The problem:
From the listing below, extract every line in which the word "true" appears.

Dataset content:
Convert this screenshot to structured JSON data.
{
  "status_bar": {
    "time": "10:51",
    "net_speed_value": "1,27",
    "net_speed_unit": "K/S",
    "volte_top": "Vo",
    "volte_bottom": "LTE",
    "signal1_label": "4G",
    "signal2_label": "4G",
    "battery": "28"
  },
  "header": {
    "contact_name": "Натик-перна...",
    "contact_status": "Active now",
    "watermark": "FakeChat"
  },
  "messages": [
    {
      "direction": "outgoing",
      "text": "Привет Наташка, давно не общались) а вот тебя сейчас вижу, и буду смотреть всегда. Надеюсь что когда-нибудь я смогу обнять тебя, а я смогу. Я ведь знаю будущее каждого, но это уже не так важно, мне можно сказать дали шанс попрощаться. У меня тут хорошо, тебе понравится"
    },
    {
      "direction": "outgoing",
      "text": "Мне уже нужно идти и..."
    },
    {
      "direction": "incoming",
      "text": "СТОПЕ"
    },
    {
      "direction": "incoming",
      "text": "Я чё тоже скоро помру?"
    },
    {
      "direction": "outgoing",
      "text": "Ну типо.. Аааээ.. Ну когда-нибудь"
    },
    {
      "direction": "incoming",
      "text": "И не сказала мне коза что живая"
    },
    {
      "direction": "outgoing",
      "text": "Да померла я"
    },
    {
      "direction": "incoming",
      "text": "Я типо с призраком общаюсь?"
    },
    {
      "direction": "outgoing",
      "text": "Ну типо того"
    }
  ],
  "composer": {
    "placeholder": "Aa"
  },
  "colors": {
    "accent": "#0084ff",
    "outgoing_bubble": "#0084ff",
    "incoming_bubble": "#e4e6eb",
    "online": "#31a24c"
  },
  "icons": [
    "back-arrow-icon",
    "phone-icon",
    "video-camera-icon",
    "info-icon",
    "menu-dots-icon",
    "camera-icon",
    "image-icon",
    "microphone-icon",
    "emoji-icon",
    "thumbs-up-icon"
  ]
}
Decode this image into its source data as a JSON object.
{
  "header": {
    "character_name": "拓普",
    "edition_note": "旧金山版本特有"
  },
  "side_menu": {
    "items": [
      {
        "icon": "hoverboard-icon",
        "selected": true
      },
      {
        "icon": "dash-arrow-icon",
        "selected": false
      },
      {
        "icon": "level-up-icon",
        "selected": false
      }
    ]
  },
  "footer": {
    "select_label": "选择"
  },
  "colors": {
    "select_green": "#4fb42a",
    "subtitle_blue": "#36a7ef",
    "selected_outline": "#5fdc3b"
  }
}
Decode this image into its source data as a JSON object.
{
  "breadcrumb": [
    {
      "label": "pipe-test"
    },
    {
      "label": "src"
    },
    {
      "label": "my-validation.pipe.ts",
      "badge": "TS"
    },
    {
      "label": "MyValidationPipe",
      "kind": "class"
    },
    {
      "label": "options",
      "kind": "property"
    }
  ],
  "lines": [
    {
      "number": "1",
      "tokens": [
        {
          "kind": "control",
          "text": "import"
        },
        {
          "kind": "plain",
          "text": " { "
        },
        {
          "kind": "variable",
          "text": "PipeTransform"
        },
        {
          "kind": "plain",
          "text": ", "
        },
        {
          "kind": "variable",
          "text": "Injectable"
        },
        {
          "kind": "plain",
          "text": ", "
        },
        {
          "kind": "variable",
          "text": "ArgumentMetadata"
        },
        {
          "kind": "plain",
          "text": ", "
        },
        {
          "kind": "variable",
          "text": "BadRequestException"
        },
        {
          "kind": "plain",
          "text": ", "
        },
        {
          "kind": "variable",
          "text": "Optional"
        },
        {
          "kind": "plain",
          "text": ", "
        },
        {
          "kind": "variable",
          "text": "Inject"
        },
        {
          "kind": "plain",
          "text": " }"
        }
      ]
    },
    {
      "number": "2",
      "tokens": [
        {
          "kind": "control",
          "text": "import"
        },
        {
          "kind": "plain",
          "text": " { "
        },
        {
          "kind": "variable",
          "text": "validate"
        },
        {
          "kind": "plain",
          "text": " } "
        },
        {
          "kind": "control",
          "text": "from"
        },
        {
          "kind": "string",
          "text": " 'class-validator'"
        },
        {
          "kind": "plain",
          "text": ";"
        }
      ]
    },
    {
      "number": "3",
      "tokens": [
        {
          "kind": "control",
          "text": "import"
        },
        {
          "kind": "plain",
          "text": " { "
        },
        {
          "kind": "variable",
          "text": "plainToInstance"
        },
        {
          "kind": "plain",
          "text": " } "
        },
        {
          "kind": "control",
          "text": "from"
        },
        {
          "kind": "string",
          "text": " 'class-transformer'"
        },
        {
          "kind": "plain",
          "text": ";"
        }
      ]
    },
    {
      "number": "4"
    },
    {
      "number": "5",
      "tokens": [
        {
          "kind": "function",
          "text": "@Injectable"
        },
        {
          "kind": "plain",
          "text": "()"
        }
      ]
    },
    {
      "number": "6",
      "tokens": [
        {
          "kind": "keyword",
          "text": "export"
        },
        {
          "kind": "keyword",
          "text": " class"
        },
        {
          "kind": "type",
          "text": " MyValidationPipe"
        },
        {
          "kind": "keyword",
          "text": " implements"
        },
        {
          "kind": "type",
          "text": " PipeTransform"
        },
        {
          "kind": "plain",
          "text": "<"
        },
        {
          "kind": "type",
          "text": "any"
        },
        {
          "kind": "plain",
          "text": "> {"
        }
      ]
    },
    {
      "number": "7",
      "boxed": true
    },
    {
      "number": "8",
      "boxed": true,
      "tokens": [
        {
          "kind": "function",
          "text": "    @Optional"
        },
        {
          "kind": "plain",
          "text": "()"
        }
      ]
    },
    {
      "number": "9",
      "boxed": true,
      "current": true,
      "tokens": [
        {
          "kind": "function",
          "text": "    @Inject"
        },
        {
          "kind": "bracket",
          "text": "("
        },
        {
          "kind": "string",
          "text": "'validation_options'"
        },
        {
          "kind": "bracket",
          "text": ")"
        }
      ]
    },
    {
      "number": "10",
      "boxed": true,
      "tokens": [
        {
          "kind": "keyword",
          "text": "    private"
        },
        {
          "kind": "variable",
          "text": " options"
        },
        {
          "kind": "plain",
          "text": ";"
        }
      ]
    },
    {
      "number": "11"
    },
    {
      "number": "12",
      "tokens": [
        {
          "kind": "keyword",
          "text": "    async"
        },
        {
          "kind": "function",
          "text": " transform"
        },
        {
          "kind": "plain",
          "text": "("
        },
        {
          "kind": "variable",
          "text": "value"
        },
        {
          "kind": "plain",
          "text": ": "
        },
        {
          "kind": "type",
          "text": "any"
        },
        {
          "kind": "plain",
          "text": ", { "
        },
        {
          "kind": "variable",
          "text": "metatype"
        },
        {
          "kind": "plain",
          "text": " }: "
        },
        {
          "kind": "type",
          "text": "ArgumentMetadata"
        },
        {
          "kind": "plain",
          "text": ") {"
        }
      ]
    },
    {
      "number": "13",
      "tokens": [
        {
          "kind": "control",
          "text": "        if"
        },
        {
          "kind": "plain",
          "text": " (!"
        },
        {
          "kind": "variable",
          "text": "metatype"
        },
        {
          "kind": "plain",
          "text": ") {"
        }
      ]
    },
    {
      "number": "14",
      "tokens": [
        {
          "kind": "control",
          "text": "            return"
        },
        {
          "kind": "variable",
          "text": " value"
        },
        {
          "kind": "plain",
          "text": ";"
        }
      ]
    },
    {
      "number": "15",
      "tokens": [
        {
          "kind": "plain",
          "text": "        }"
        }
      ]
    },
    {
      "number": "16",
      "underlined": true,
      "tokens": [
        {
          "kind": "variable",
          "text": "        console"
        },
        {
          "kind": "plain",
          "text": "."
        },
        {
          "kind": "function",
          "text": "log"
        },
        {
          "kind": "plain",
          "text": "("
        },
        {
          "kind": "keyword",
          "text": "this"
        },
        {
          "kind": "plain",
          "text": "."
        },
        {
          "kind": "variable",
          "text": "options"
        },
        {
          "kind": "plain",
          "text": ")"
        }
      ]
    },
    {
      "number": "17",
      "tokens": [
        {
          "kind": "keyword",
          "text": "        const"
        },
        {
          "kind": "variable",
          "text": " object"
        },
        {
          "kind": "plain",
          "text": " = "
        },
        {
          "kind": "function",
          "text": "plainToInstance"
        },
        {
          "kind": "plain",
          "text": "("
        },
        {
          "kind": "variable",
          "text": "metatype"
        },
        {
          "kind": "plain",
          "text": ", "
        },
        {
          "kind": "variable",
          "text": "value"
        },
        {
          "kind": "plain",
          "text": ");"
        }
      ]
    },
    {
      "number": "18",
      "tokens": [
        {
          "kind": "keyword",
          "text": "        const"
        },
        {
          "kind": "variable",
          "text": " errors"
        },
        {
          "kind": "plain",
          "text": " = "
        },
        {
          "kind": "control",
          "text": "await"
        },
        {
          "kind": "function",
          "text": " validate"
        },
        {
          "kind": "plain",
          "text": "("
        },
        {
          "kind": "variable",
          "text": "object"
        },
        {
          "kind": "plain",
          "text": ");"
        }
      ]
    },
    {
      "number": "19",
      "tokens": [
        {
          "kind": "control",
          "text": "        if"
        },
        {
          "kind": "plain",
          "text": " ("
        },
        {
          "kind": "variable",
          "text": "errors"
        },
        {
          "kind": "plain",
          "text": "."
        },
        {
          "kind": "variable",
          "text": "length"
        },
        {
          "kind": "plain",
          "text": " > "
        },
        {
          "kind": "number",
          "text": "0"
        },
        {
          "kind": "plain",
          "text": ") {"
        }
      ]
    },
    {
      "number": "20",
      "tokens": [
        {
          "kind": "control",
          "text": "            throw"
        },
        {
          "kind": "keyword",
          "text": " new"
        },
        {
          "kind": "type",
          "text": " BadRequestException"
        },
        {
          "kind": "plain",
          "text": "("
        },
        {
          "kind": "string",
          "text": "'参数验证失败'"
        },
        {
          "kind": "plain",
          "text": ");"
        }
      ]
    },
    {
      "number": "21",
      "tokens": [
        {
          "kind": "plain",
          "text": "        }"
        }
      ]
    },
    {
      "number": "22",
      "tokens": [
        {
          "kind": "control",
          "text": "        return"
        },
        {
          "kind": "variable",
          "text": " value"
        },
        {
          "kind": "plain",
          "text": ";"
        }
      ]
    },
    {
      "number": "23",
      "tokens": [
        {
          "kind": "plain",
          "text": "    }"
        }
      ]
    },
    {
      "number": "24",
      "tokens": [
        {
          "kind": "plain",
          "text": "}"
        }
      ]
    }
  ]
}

Task response:
        "selected": true
      "boxed": true
      "boxed": true,
      "boxed": true,
      "current": true,
      "boxed": true,
      "underlined": true,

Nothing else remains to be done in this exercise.